[Stored data entries]
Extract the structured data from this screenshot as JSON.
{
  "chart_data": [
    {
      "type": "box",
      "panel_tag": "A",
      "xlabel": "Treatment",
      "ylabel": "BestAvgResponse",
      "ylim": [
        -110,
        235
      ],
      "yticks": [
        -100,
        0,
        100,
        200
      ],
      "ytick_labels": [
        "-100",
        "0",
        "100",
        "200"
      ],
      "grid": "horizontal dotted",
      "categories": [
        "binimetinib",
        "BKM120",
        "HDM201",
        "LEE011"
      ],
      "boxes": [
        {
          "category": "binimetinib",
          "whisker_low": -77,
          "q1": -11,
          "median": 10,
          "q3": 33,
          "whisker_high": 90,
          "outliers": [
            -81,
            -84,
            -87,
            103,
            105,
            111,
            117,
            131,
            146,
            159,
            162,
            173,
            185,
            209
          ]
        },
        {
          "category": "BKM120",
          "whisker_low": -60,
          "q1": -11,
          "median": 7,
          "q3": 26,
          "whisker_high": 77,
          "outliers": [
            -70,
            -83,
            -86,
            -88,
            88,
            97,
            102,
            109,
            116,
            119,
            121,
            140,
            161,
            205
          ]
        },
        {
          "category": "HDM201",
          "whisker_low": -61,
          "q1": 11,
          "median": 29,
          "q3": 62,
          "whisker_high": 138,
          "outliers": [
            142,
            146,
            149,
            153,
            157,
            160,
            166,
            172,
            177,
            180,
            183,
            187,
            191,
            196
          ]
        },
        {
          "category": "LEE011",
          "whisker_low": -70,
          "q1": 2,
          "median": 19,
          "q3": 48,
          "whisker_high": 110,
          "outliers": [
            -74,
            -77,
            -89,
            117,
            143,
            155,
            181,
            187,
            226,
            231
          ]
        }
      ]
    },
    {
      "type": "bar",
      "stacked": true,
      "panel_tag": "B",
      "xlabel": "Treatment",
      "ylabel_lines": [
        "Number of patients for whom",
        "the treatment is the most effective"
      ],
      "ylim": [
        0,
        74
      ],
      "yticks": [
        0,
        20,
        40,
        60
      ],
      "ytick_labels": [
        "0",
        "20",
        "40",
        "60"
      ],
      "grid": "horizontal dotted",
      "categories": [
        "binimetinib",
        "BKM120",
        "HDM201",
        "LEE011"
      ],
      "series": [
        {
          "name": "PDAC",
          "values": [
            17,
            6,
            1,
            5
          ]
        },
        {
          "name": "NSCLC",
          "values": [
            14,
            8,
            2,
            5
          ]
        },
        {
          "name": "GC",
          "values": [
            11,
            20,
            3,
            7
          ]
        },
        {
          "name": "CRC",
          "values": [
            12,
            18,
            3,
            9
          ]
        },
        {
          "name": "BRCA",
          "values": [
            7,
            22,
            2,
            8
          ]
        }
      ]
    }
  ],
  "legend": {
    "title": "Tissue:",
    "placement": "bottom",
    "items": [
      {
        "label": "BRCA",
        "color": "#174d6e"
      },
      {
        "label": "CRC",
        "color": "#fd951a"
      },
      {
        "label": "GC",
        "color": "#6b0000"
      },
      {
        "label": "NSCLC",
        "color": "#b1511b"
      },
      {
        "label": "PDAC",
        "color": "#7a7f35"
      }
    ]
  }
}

• REQUIREMENT:
Retype the records above in full, matching each line exactly.

• ANSWER BELOW:
Extract the structured data from this screenshot as JSON.
{
  "chart_data": [
    {
      "type": "box",
      "panel_tag": "A",
      "xlabel": "Treatment",
      "ylabel": "BestAvgResponse",
      "ylim": [
        -110,
        235
      ],
      "yticks": [
        -100,
        0,
        100,
        200
      ],
      "ytick_labels": [
        "-100",
        "0",
        "100",
        "200"
      ],
      "grid": "horizontal dotted",
      "categories": [
        "binimetinib",
        "BKM120",
        "HDM201",
        "LEE011"
      ],
      "boxes": [
        {
          "category": "binimetinib",
          "whisker_low": -77,
          "q1": -11,
          "median": 10,
          "q3": 33,
          "whisker_high": 90,
          "outliers": [
            -81,
            -84,
            -87,
            103,
            105,
            111,
            117,
            131,
            146,
            159,
            162,
            173,
            185,
            209
          ]
        },
        {
          "category": "BKM120",
          "whisker_low": -60,
          "q1": -11,
          "median": 7,
          "q3": 26,
          "whisker_high": 77,
          "outliers": [
            -70,
            -83,
            -86,
            -88,
            88,
            97,
            102,
            109,
            116,
            119,
            121,
            140,
            161,
            205
          ]
        },
        {
          "category": "HDM201",
          "whisker_low": -61,
          "q1": 11,
          "median": 29,
          "q3": 62,
          "whisker_high": 138,
          "outliers": [
            142,
            146,
            149,
            153,
            157,
            160,
            166,
            172,
            177,
            180,
            183,
            187,
            191,
            196
          ]
        },
        {
          "category": "LEE011",
          "whisker_low": -70,
          "q1": 2,
          "median": 19,
          "q3": 48,
          "whisker_high": 110,
          "outliers": [
            -74,
            -77,
            -89,
            117,
            143,
            155,
            181,
            187,
            226,
            231
          ]
        }
      ]
    },
    {
      "type": "bar",
      "stacked": true,
      "panel_tag": "B",
      "xlabel": "Treatment",
      "ylabel_lines": [
        "Number of patients for whom",
        "the treatment is the most effective"
      ],
      "ylim": [
        0,
        74
      ],
      "yticks": [
        0,
        20,
        40,
        60
      ],
      "ytick_labels": [
        "0",
        "20",
        "40",
        "60"
      ],
      "grid": "horizontal dotted",
      "categories": [
        "binimetinib",
        "BKM120",
        "HDM201",
        "LEE011"
      ],
      "series": [
        {
          "name": "PDAC",
          "values": [
            17,
            6,
            1,
            5
          ]
        },
        {
          "name": "NSCLC",
          "values": [
            14,
            8,
            2,
            5
          ]
        },
        {
          "name": "GC",
          "values": [
            11,
            20,
            3,
            7
          ]
        },
        {
          "name": "CRC",
          "values": [
            12,
            18,
            3,
            9
          ]
        },
        {
          "name": "BRCA",
          "values": [
            7,
            22,
            2,
            8
          ]
        }
      ]
    }
  ],
  "legend": {
    "title": "Tissue:",
    "placement": "bottom",
    "items": [
      {
        "label": "BRCA",
        "color": "#174d6e"
      },
      {
        "label": "CRC",
        "color": "#fd951a"
      },
      {
        "label": "GC",
        "color": "#6b0000"
      },
      {
        "label": "NSCLC",
        "color": "#b1511b"
      },
      {
        "label": "PDAC",
        "color": "#7a7f35"
      }
    ]
  }
}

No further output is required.